Find all lines in the listing that include the word "Utilization", then copy them.

___ MATERIAL SHOWN ___

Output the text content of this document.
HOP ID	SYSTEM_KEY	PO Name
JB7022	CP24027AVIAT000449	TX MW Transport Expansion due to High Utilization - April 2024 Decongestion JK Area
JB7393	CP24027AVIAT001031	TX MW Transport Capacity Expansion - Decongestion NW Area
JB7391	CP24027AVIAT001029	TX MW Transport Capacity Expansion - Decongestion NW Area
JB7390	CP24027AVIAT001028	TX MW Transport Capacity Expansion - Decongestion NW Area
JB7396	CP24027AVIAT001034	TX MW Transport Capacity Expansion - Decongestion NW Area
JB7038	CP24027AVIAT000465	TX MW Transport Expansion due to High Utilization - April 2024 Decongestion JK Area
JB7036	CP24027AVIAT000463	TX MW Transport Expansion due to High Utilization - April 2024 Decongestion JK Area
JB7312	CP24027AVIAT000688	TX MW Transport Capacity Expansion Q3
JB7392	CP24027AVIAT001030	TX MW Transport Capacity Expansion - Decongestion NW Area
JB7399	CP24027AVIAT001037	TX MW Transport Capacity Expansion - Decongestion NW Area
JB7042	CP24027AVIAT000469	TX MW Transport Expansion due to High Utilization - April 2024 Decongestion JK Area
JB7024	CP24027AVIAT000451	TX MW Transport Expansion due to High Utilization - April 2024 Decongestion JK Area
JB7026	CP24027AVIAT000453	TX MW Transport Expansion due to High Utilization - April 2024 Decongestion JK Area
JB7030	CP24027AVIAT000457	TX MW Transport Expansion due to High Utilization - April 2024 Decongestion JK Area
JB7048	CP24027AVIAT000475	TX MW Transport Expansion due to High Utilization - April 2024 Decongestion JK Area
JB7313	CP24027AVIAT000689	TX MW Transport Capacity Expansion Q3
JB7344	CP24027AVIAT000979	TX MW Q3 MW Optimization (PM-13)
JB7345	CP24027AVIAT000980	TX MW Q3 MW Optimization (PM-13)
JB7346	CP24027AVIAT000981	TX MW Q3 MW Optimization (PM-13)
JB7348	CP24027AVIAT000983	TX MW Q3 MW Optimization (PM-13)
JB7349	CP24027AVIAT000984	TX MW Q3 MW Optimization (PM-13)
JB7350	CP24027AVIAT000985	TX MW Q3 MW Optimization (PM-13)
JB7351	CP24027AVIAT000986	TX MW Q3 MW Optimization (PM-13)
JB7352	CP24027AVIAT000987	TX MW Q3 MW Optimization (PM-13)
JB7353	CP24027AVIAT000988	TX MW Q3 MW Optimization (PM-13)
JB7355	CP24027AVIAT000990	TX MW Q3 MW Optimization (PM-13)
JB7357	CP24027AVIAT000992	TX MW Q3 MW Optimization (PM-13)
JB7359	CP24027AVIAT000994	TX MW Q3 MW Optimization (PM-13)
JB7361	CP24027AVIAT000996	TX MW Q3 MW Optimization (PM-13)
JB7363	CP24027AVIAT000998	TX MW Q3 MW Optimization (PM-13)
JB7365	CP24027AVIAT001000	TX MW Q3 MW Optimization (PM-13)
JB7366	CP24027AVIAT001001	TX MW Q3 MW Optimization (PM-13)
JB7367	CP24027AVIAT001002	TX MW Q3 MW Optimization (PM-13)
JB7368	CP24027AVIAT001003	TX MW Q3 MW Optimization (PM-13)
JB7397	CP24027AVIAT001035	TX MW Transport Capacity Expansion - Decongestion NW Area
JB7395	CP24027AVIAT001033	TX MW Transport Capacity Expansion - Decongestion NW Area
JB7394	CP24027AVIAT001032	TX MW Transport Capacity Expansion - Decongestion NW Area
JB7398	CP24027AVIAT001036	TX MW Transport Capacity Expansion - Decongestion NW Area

___

__COMPLETE OUTPUT__.
JB7022	CP24027AVIAT000449	TX MW Transport Expansion due to High Utilization - April 2024 Decongestion JK Area
JB7038	CP24027AVIAT000465	TX MW Transport Expansion due to High Utilization - April 2024 Decongestion JK Area
JB7036	CP24027AVIAT000463	TX MW Transport Expansion due to High Utilization - April 2024 Decongestion JK Area
JB7042	CP24027AVIAT000469	TX MW Transport Expansion due to High Utilization - April 2024 Decongestion JK Area
JB7024	CP24027AVIAT000451	TX MW Transport Expansion due to High Utilization - April 2024 Decongestion JK Area
JB7026	CP24027AVIAT000453	TX MW Transport Expansion due to High Utilization - April 2024 Decongestion JK Area
JB7030	CP24027AVIAT000457	TX MW Transport Expansion due to High Utilization - April 2024 Decongestion JK Area
JB7048	CP24027AVIAT000475	TX MW Transport Expansion due to High Utilization - April 2024 Decongestion JK Area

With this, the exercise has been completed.